*What you need to do*. Reproduce the full listing that appears beneath this instruction exactly.

Start Recorded data

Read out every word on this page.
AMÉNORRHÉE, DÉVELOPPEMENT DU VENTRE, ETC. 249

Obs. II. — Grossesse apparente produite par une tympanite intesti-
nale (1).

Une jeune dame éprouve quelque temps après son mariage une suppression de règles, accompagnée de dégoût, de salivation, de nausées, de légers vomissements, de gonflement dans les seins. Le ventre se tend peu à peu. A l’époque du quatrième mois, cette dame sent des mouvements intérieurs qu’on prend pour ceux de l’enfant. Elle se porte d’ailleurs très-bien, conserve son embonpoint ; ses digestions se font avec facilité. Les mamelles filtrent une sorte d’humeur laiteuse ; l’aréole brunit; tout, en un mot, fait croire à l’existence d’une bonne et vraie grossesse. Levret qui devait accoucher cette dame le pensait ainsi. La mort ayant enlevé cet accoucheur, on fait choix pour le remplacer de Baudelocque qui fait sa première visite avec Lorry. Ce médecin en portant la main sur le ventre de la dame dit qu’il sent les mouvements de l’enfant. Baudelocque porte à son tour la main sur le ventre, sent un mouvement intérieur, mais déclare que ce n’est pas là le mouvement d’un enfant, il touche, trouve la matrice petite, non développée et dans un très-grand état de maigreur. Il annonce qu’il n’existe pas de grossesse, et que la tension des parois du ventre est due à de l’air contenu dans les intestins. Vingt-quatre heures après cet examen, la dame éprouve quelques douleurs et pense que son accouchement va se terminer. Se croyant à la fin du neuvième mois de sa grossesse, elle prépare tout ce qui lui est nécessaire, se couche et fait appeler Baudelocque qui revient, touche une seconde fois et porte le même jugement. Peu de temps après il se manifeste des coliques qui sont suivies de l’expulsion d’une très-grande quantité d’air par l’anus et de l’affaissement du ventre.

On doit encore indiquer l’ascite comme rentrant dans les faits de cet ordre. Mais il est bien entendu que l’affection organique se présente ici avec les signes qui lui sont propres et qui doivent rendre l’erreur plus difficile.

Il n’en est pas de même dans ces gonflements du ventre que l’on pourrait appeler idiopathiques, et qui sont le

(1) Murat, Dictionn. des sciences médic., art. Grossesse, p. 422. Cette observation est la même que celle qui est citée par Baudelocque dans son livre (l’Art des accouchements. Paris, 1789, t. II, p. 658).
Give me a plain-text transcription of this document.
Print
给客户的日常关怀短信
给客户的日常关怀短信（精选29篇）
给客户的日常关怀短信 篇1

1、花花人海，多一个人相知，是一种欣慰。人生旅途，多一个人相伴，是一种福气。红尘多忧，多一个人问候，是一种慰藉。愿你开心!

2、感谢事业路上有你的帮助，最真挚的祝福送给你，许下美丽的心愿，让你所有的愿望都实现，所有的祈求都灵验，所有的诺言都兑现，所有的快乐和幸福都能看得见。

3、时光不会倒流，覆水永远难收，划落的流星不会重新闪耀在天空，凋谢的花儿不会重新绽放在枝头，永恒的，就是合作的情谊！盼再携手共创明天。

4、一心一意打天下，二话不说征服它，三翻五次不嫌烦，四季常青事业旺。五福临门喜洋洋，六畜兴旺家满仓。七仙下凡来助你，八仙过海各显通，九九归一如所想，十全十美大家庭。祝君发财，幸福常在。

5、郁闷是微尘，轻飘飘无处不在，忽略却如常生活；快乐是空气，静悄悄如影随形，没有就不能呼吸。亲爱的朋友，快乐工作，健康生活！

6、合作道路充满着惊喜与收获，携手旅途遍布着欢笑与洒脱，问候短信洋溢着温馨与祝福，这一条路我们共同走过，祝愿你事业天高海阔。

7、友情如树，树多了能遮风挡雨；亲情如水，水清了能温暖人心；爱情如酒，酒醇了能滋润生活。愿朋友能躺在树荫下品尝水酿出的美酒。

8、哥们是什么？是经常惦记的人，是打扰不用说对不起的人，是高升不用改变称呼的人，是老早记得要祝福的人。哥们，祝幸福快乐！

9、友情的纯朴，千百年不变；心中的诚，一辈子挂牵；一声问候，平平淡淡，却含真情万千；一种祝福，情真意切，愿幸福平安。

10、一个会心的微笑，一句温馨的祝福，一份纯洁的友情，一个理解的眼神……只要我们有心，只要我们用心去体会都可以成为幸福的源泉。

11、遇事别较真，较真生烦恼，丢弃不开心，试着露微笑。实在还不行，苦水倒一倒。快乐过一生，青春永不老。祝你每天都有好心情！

End Recorded data

*Written answer*.
Read out every word on this page.
AMÉNORRHÉE, DÉVELOPPEMENT DU VENTRE, ETC. 249

Obs. II. — Grossesse apparente produite par une tympanite intesti-
nale (1).

Une jeune dame éprouve quelque temps après son mariage une suppression de règles, accompagnée de dégoût, de salivation, de nausées, de légers vomissements, de gonflement dans les seins. Le ventre se tend peu à peu. A l’époque du quatrième mois, cette dame sent des mouvements intérieurs qu’on prend pour ceux de l’enfant. Elle se porte d’ailleurs très-bien, conserve son embonpoint ; ses digestions se font avec facilité. Les mamelles filtrent une sorte d’humeur laiteuse ; l’aréole brunit; tout, en un mot, fait croire à l’existence d’une bonne et vraie grossesse. Levret qui devait accoucher cette dame le pensait ainsi. La mort ayant enlevé cet accoucheur, on fait choix pour le remplacer de Baudelocque qui fait sa première visite avec Lorry. Ce médecin en portant la main sur le ventre de la dame dit qu’il sent les mouvements de l’enfant. Baudelocque porte à son tour la main sur le ventre, sent un mouvement intérieur, mais déclare que ce n’est pas là le mouvement d’un enfant, il touche, trouve la matrice petite, non développée et dans un très-grand état de maigreur. Il annonce qu’il n’existe pas de grossesse, et que la tension des parois du ventre est due à de l’air contenu dans les intestins. Vingt-quatre heures après cet examen, la dame éprouve quelques douleurs et pense que son accouchement va se terminer. Se croyant à la fin du neuvième mois de sa grossesse, elle prépare tout ce qui lui est nécessaire, se couche et fait appeler Baudelocque qui revient, touche une seconde fois et porte le même jugement. Peu de temps après il se manifeste des coliques qui sont suivies de l’expulsion d’une très-grande quantité d’air par l’anus et de l’affaissement du ventre.

On doit encore indiquer l’ascite comme rentrant dans les faits de cet ordre. Mais il est bien entendu que l’affection organique se présente ici avec les signes qui lui sont propres et qui doivent rendre l’erreur plus difficile.

Il n’en est pas de même dans ces gonflements du ventre que l’on pourrait appeler idiopathiques, et qui sont le

(1) Murat, Dictionn. des sciences médic., art. Grossesse, p. 422. Cette observation est la même que celle qui est citée par Baudelocque dans son livre (l’Art des accouchements. Paris, 1789, t. II, p. 658).
Give me a plain-text transcription of this document.
Print
给客户的日常关怀短信
给客户的日常关怀短信（精选29篇）
给客户的日常关怀短信 篇1

1、花花人海，多一个人相知，是一种欣慰。人生旅途，多一个人相伴，是一种福气。红尘多忧，多一个人问候，是一种慰藉。愿你开心!

2、感谢事业路上有你的帮助，最真挚的祝福送给你，许下美丽的心愿，让你所有的愿望都实现，所有的祈求都灵验，所有的诺言都兑现，所有的快乐和幸福都能看得见。

3、时光不会倒流，覆水永远难收，划落的流星不会重新闪耀在天空，凋谢的花儿不会重新绽放在枝头，永恒的，就是合作的情谊！盼再携手共创明天。

4、一心一意打天下，二话不说征服它，三翻五次不嫌烦，四季常青事业旺。五福临门喜洋洋，六畜兴旺家满仓。七仙下凡来助你，八仙过海各显通，九九归一如所想，十全十美大家庭。祝君发财，幸福常在。

5、郁闷是微尘，轻飘飘无处不在，忽略却如常生活；快乐是空气，静悄悄如影随形，没有就不能呼吸。亲爱的朋友，快乐工作，健康生活！

6、合作道路充满着惊喜与收获，携手旅途遍布着欢笑与洒脱，问候短信洋溢着温馨与祝福，这一条路我们共同走过，祝愿你事业天高海阔。

7、友情如树，树多了能遮风挡雨；亲情如水，水清了能温暖人心；爱情如酒，酒醇了能滋润生活。愿朋友能躺在树荫下品尝水酿出的美酒。

8、哥们是什么？是经常惦记的人，是打扰不用说对不起的人，是高升不用改变称呼的人，是老早记得要祝福的人。哥们，祝幸福快乐！

9、友情的纯朴，千百年不变；心中的诚，一辈子挂牵；一声问候，平平淡淡，却含真情万千；一种祝福，情真意切，愿幸福平安。

10、一个会心的微笑，一句温馨的祝福，一份纯洁的友情，一个理解的眼神……只要我们有心，只要我们用心去体会都可以成为幸福的源泉。

11、遇事别较真，较真生烦恼，丢弃不开心，试着露微笑。实在还不行，苦水倒一倒。快乐过一生，青春永不老。祝你每天都有好心情！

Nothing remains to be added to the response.